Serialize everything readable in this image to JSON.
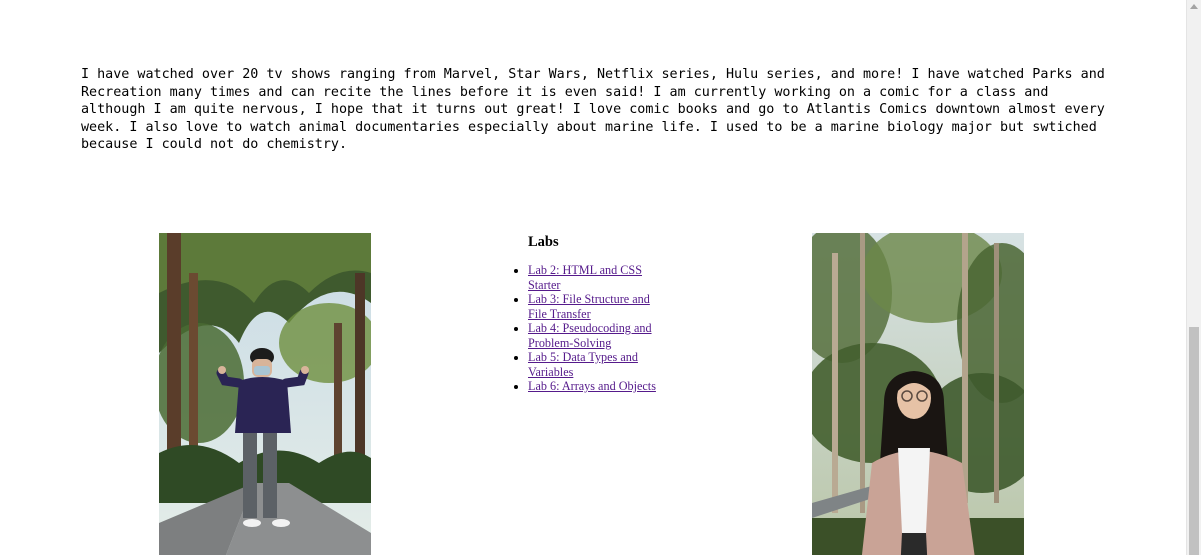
{
  "intro": {
    "text": "I have watched over 20 tv shows ranging from Marvel, Star Wars, Netflix series, Hulu series, and more! I have watched Parks and Recreation many times and can recite the lines before it is even said! I am currently working on a comic for a class and although I am quite nervous, I hope that it turns out great! I love comic books and go to Atlantis Comics downtown almost every week. I also love to watch animal documentaries especially about marine life. I used to be a marine biology major but swtiched because I could not do chemistry."
  },
  "labs": {
    "title": "Labs",
    "items": [
      {
        "label": "Lab 2: HTML and CSS Starter"
      },
      {
        "label": "Lab 3: File Structure and File Transfer"
      },
      {
        "label": "Lab 4: Pseudocoding and Problem-Solving"
      },
      {
        "label": "Lab 5: Data Types and Variables"
      },
      {
        "label": "Lab 6: Arrays and Objects"
      }
    ],
    "link_color": "#551a8b"
  },
  "photos": {
    "left": {
      "icon": "person-photo-forest-road"
    },
    "right": {
      "icon": "person-photo-forest-portrait"
    }
  }
}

__TASK__: Leave every image out, and retype the material exactly.

__OUTPUT FOR THIS EXERCISE__:
Serialize everything readable in this image to JSON.
{
  "intro": {
    "text": "I have watched over 20 tv shows ranging from Marvel, Star Wars, Netflix series, Hulu series, and more! I have watched Parks and Recreation many times and can recite the lines before it is even said! I am currently working on a comic for a class and although I am quite nervous, I hope that it turns out great! I love comic books and go to Atlantis Comics downtown almost every week. I also love to watch animal documentaries especially about marine life. I used to be a marine biology major but swtiched because I could not do chemistry."
  },
  "labs": {
    "title": "Labs",
    "items": [
      {
        "label": "Lab 2: HTML and CSS Starter"
      },
      {
        "label": "Lab 3: File Structure and File Transfer"
      },
      {
        "label": "Lab 4: Pseudocoding and Problem-Solving"
      },
      {
        "label": "Lab 5: Data Types and Variables"
      },
      {
        "label": "Lab 6: Arrays and Objects"
      }
    ],
    "link_color": "#551a8b"
  },
  "photos": {
    "left": {
      "icon": "person-photo-forest-road"
    },
    "right": {
      "icon": "person-photo-forest-portrait"
    }
  }
}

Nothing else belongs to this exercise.